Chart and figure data
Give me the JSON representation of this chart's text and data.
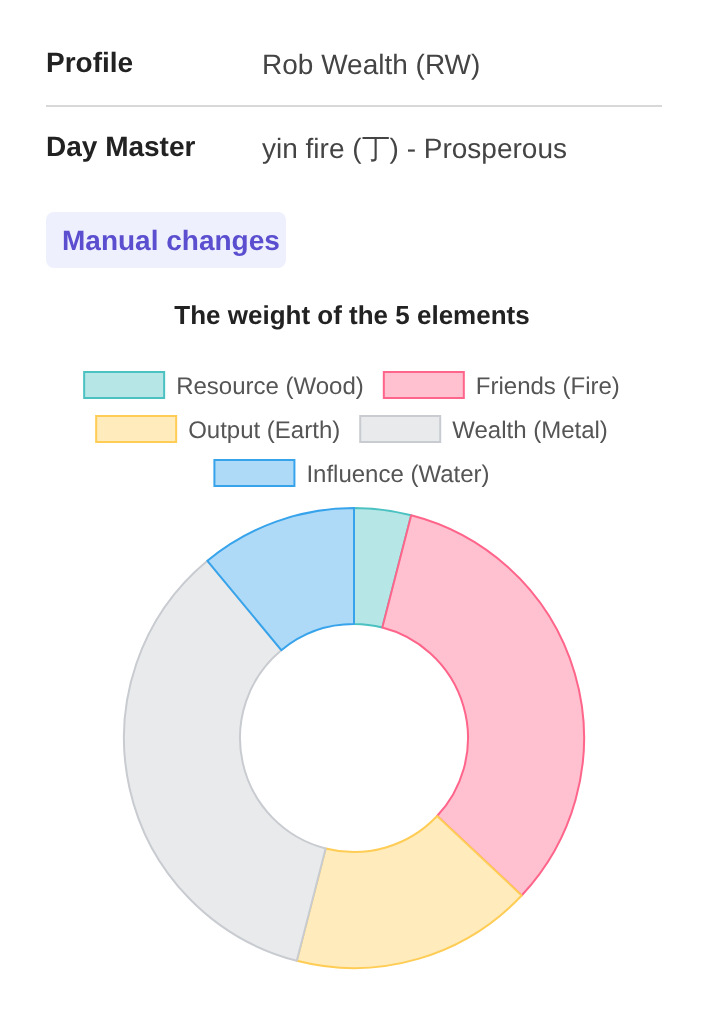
{
  "chart_data": {
    "type": "donut",
    "title": "The weight of the 5 elements",
    "annotations": [
      "Profile",
      "Rob Wealth (RW)",
      "Day Master",
      "yin fire (丁) - Prosperous",
      "Manual changes"
    ],
    "categories": [
      "Resource (Wood)",
      "Friends (Fire)",
      "Output (Earth)",
      "Wealth (Metal)",
      "Influence (Water)"
    ],
    "values": [
      4,
      33,
      17,
      35,
      11
    ],
    "colors": [
      "#b7e6e6",
      "#ffc1d0",
      "#ffebbb",
      "#e9eaec",
      "#afdaf7"
    ],
    "legend": "top"
  }
}
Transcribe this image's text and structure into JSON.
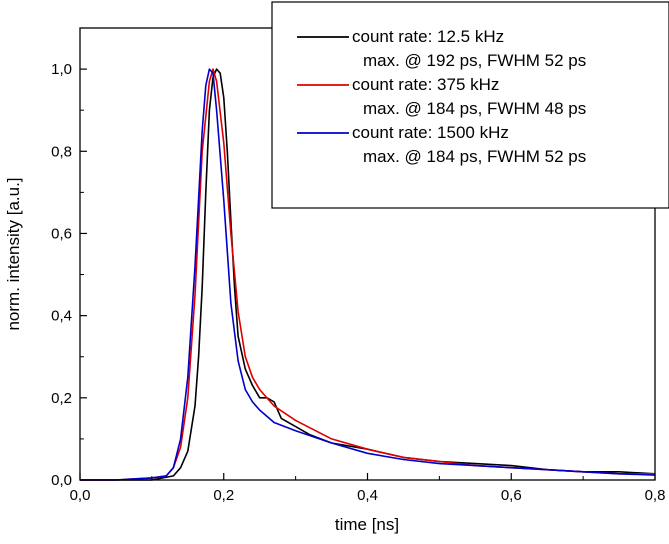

**Given request:** Leaving aside the images, write out the entries above word for word.

**Final answer:**
Give me the JSON representation of this chart's text and data.
{
  "chart_data": {
    "type": "donut",
    "title": "The weight of the 5 elements",
    "annotations": [
      "Profile",
      "Rob Wealth (RW)",
      "Day Master",
      "yin fire (丁) - Prosperous",
      "Manual changes"
    ],
    "categories": [
      "Resource (Wood)",
      "Friends (Fire)",
      "Output (Earth)",
      "Wealth (Metal)",
      "Influence (Water)"
    ],
    "values": [
      4,
      33,
      17,
      35,
      11
    ],
    "colors": [
      "#b7e6e6",
      "#ffc1d0",
      "#ffebbb",
      "#e9eaec",
      "#afdaf7"
    ],
    "legend": "top"
  }
}
Transcribe this image's text and structure into JSON.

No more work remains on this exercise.